▶ _Study text_:
##########

- Timanpur Location in Uttar Pradesh, India
- Coordinates: 27°27′29″N 78°53′57″E﻿ / ﻿27.45816°N 78.89917°E
- Country: India
- State: Uttar Pradesh
- District: Mainpuri
- Tehsil: Mainpuri

Area
- • Total: 4.492 km^{2} (1.734 sq mi)

Population (2011)
- • Total: 3,948
- • Density: 878.9/km^{2} (2,276/sq mi)
- Time zone: UTC+5:30 (IST)

= Timanpur =

Village in Uttar Pradesh, India

Timanpur is a village in Kuraoli block of Mainpuri district, Uttar Pradesh. As of 2011, it had a population of 3,948, in 676 households.

== Demographics ==
As of 2011, Timanpur had a population of 3,948, in 676 households. This population was 53.2% male (2,101) and 46.8% female (1,847). The 0-6 age group numbered 745 (388 male and 357 female), or 18.9% of the total population. 386 residents were members of Scheduled Castes, or 9.8% of the total.

##########

▶ _Exercises_:
A - Rewrite the stretch of the Timanpur text from "- Timanpur Location" through "zone: UTC+5:30 (IST)", renaming "Uttar Pradesh" as "UP".
B - Summarize the Timanpur text in two sentences.
C - Based on the Timanpur text, answer yes or no to each statement and quote the words that decide it: (i) Timanpur lies in Kuraoli block. (ii) In 2011 the village had more female than male residents. (iii) The village uses the time zone UTC+5:30.
None of the material that comes next is needed.

▶ _Dataset records_:
##########

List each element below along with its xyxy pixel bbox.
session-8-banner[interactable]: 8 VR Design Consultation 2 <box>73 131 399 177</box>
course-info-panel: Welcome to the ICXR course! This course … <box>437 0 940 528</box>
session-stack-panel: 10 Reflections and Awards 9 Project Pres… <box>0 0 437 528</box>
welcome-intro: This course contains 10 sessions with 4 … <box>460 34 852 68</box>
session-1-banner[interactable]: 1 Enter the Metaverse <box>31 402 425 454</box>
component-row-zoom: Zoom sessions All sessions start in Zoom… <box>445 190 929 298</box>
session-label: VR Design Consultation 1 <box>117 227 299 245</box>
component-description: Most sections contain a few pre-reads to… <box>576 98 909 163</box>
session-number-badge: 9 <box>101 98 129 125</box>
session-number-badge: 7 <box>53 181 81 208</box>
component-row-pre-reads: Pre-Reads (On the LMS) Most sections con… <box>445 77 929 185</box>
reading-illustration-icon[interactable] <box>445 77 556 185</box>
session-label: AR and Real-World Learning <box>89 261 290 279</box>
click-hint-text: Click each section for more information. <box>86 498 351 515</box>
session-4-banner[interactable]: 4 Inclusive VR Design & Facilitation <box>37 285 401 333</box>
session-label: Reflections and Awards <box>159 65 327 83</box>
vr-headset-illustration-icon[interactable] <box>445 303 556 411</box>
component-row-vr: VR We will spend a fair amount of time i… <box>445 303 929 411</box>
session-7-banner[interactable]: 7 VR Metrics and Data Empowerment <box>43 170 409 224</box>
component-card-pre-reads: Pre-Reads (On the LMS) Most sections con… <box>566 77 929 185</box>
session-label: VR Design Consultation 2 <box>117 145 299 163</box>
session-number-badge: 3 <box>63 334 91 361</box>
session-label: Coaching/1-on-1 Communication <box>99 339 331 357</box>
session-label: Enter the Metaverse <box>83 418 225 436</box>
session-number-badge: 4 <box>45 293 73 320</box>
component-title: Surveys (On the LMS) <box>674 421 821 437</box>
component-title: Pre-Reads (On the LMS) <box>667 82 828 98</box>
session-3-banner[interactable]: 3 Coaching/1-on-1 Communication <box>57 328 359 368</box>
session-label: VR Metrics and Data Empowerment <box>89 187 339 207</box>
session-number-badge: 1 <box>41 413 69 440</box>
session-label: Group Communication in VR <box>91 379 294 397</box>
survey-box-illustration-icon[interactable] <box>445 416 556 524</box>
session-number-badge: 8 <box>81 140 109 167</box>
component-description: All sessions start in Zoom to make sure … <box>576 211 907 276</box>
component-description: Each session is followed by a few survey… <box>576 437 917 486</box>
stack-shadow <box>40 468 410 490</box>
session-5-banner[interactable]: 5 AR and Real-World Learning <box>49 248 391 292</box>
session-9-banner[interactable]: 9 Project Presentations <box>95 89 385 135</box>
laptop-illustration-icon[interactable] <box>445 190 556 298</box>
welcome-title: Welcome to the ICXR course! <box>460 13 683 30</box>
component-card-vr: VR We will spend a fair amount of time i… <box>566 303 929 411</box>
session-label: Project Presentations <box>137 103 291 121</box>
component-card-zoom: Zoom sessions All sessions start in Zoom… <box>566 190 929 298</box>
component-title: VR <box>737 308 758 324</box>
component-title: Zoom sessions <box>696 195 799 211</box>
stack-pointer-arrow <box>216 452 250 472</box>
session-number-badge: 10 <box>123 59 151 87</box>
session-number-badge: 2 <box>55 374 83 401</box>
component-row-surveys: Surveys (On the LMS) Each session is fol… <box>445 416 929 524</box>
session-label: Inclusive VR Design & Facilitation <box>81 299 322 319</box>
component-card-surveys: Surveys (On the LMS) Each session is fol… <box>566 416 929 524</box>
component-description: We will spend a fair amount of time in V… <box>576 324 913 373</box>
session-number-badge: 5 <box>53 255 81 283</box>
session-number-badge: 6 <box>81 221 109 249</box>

##########

▶ _Responses_:
A -
- Timanpur Location in UP, India
- Coordinates: 27°27′29″N 78°53′57″E﻿ / ﻿27.45816°N 78.89917°E
- Country: India
- State: UP
- District: Mainpuri
- Tehsil: Mainpuri

Area
- • Total: 4.492 km^{2} (1.734 sq mi)

Population (2011)
- • Total: 3,948
- • Density: 878.9/km^{2} (2,276/sq mi)
- Time zone: UTC+5:30 (IST)

B - Timanpur is a village in Kuraoli block of Mainpuri district, Uttar Pradesh, India, and in 2011 it had a population of 3,948 in 676 households. That population was 53.2% male and 46.8% female, 18.9% of residents were in the 0-6 age group, and 386 residents (9.8%) were members of Scheduled Castes.

C -
(i) Yes: "Timanpur is a village in Kuraoli block of Mainpuri district, Uttar Pradesh."
(ii) No: "This population was 53.2% male (2,101) and 46.8% female (1,847)."
(iii) Yes: "Time zone: UTC+5:30 (IST)"